> _TO BE DONE_
What is needed here is an exact copy of every entry.

___ DATA TO PROCESS ___

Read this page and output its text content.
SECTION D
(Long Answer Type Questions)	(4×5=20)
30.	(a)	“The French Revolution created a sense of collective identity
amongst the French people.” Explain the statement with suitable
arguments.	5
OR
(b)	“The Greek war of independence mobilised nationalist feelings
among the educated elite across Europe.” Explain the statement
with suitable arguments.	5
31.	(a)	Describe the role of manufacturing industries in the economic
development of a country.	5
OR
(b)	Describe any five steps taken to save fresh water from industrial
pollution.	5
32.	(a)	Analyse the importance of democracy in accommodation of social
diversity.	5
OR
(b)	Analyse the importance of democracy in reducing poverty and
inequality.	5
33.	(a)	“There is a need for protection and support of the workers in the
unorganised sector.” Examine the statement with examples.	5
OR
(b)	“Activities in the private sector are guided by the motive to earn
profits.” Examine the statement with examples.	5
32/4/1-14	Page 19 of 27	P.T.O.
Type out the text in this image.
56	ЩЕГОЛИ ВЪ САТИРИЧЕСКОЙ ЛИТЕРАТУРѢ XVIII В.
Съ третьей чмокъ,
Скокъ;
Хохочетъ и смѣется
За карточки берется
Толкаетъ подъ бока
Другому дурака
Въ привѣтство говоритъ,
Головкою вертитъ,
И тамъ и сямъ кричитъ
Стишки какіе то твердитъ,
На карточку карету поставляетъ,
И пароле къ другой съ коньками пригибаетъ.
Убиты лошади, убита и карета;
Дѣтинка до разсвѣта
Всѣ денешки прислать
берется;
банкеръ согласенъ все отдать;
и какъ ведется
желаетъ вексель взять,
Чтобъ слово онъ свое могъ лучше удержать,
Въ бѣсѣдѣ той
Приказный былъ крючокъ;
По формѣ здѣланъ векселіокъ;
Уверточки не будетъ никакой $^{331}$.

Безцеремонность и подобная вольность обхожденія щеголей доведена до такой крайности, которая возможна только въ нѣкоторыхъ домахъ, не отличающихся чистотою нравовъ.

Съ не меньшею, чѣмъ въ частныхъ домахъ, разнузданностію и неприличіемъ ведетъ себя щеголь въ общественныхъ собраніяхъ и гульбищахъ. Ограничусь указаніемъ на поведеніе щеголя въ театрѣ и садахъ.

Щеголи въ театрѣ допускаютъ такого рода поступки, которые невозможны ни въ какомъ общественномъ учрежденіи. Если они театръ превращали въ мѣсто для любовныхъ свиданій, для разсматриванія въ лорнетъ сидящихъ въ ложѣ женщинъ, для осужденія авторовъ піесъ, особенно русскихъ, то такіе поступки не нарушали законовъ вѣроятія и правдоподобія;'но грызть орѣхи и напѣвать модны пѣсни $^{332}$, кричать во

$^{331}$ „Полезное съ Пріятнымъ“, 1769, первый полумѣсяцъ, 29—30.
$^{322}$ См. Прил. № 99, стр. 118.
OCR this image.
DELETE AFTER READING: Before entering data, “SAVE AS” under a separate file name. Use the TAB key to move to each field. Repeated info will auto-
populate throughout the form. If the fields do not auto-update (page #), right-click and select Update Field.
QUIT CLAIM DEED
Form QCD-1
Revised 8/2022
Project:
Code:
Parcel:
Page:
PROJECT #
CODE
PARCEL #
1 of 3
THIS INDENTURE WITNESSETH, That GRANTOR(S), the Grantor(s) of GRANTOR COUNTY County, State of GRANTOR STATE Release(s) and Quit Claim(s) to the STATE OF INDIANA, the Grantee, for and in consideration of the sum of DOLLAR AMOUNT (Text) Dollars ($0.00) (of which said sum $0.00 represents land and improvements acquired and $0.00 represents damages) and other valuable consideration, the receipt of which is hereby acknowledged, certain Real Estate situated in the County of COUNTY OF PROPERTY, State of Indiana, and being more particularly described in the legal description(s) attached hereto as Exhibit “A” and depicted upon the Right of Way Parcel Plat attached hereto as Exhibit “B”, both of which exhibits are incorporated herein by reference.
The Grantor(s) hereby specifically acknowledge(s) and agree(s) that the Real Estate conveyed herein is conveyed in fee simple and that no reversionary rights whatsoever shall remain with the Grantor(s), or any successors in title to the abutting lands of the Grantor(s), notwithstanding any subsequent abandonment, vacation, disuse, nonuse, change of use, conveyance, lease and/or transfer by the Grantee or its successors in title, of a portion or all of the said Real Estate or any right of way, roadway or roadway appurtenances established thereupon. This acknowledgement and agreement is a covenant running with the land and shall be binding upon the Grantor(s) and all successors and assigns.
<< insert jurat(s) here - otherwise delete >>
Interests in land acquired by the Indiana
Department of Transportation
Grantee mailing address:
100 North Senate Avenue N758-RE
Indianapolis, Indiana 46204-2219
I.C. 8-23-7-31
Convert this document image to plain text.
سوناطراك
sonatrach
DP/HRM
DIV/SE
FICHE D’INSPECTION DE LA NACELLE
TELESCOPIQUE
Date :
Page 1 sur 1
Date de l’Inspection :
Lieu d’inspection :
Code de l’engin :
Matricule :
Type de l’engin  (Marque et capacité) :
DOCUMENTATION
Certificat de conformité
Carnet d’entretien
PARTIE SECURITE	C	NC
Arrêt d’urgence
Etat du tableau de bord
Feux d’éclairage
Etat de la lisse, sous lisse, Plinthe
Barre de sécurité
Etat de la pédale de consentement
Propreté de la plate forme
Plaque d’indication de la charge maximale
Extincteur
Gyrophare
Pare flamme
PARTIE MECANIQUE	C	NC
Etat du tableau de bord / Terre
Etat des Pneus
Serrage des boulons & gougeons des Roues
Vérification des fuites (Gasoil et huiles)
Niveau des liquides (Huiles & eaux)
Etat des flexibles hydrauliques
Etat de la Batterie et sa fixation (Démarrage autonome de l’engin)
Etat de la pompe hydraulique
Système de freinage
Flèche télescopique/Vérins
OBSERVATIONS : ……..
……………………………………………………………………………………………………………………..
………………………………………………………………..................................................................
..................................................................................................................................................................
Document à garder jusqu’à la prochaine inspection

___

> _WORKED ANSWER_
Read this page and output its text content.
SECTION D
(Long Answer Type Questions)	(4×5=20)
30.	(a)	“The French Revolution created a sense of collective identity
amongst the French people.” Explain the statement with suitable
arguments.	5
OR
(b)	“The Greek war of independence mobilised nationalist feelings
among the educated elite across Europe.” Explain the statement
with suitable arguments.	5
31.	(a)	Describe the role of manufacturing industries in the economic
development of a country.	5
OR
(b)	Describe any five steps taken to save fresh water from industrial
pollution.	5
32.	(a)	Analyse the importance of democracy in accommodation of social
diversity.	5
OR
(b)	Analyse the importance of democracy in reducing poverty and
inequality.	5
33.	(a)	“There is a need for protection and support of the workers in the
unorganised sector.” Examine the statement with examples.	5
OR
(b)	“Activities in the private sector are guided by the motive to earn
profits.” Examine the statement with examples.	5
32/4/1-14	Page 19 of 27	P.T.O.
Type out the text in this image.
56	ЩЕГОЛИ ВЪ САТИРИЧЕСКОЙ ЛИТЕРАТУРѢ XVIII В.
Съ третьей чмокъ,
Скокъ;
Хохочетъ и смѣется
За карточки берется
Толкаетъ подъ бока
Другому дурака
Въ привѣтство говоритъ,
Головкою вертитъ,
И тамъ и сямъ кричитъ
Стишки какіе то твердитъ,
На карточку карету поставляетъ,
И пароле къ другой съ коньками пригибаетъ.
Убиты лошади, убита и карета;
Дѣтинка до разсвѣта
Всѣ денешки прислать
берется;
банкеръ согласенъ все отдать;
и какъ ведется
желаетъ вексель взять,
Чтобъ слово онъ свое могъ лучше удержать,
Въ бѣсѣдѣ той
Приказный былъ крючокъ;
По формѣ здѣланъ векселіокъ;
Уверточки не будетъ никакой $^{331}$.

Безцеремонность и подобная вольность обхожденія щеголей доведена до такой крайности, которая возможна только въ нѣкоторыхъ домахъ, не отличающихся чистотою нравовъ.

Съ не меньшею, чѣмъ въ частныхъ домахъ, разнузданностію и неприличіемъ ведетъ себя щеголь въ общественныхъ собраніяхъ и гульбищахъ. Ограничусь указаніемъ на поведеніе щеголя въ театрѣ и садахъ.

Щеголи въ театрѣ допускаютъ такого рода поступки, которые невозможны ни въ какомъ общественномъ учрежденіи. Если они театръ превращали въ мѣсто для любовныхъ свиданій, для разсматриванія въ лорнетъ сидящихъ въ ложѣ женщинъ, для осужденія авторовъ піесъ, особенно русскихъ, то такіе поступки не нарушали законовъ вѣроятія и правдоподобія;'но грызть орѣхи и напѣвать модны пѣсни $^{332}$, кричать во

$^{331}$ „Полезное съ Пріятнымъ“, 1769, первый полумѣсяцъ, 29—30.
$^{322}$ См. Прил. № 99, стр. 118.
OCR this image.
DELETE AFTER READING: Before entering data, “SAVE AS” under a separate file name. Use the TAB key to move to each field. Repeated info will auto-
populate throughout the form. If the fields do not auto-update (page #), right-click and select Update Field.
QUIT CLAIM DEED
Form QCD-1
Revised 8/2022
Project:
Code:
Parcel:
Page:
PROJECT #
CODE
PARCEL #
1 of 3
THIS INDENTURE WITNESSETH, That GRANTOR(S), the Grantor(s) of GRANTOR COUNTY County, State of GRANTOR STATE Release(s) and Quit Claim(s) to the STATE OF INDIANA, the Grantee, for and in consideration of the sum of DOLLAR AMOUNT (Text) Dollars ($0.00) (of which said sum $0.00 represents land and improvements acquired and $0.00 represents damages) and other valuable consideration, the receipt of which is hereby acknowledged, certain Real Estate situated in the County of COUNTY OF PROPERTY, State of Indiana, and being more particularly described in the legal description(s) attached hereto as Exhibit “A” and depicted upon the Right of Way Parcel Plat attached hereto as Exhibit “B”, both of which exhibits are incorporated herein by reference.
The Grantor(s) hereby specifically acknowledge(s) and agree(s) that the Real Estate conveyed herein is conveyed in fee simple and that no reversionary rights whatsoever shall remain with the Grantor(s), or any successors in title to the abutting lands of the Grantor(s), notwithstanding any subsequent abandonment, vacation, disuse, nonuse, change of use, conveyance, lease and/or transfer by the Grantee or its successors in title, of a portion or all of the said Real Estate or any right of way, roadway or roadway appurtenances established thereupon. This acknowledgement and agreement is a covenant running with the land and shall be binding upon the Grantor(s) and all successors and assigns.
<< insert jurat(s) here - otherwise delete >>
Interests in land acquired by the Indiana
Department of Transportation
Grantee mailing address:
100 North Senate Avenue N758-RE
Indianapolis, Indiana 46204-2219
I.C. 8-23-7-31
Convert this document image to plain text.
سوناطراك
sonatrach
DP/HRM
DIV/SE
FICHE D’INSPECTION DE LA NACELLE
TELESCOPIQUE
Date :
Page 1 sur 1
Date de l’Inspection :
Lieu d’inspection :
Code de l’engin :
Matricule :
Type de l’engin  (Marque et capacité) :
DOCUMENTATION
Certificat de conformité
Carnet d’entretien
PARTIE SECURITE	C	NC
Arrêt d’urgence
Etat du tableau de bord
Feux d’éclairage
Etat de la lisse, sous lisse, Plinthe
Barre de sécurité
Etat de la pédale de consentement
Propreté de la plate forme
Plaque d’indication de la charge maximale
Extincteur
Gyrophare
Pare flamme
PARTIE MECANIQUE	C	NC
Etat du tableau de bord / Terre
Etat des Pneus
Serrage des boulons & gougeons des Roues
Vérification des fuites (Gasoil et huiles)
Niveau des liquides (Huiles & eaux)
Etat des flexibles hydrauliques
Etat de la Batterie et sa fixation (Démarrage autonome de l’engin)
Etat de la pompe hydraulique
Système de freinage
Flèche télescopique/Vérins
OBSERVATIONS : ……..
……………………………………………………………………………………………………………………..
………………………………………………………………..................................................................
..................................................................................................................................................................
Document à garder jusqu’à la prochaine inspection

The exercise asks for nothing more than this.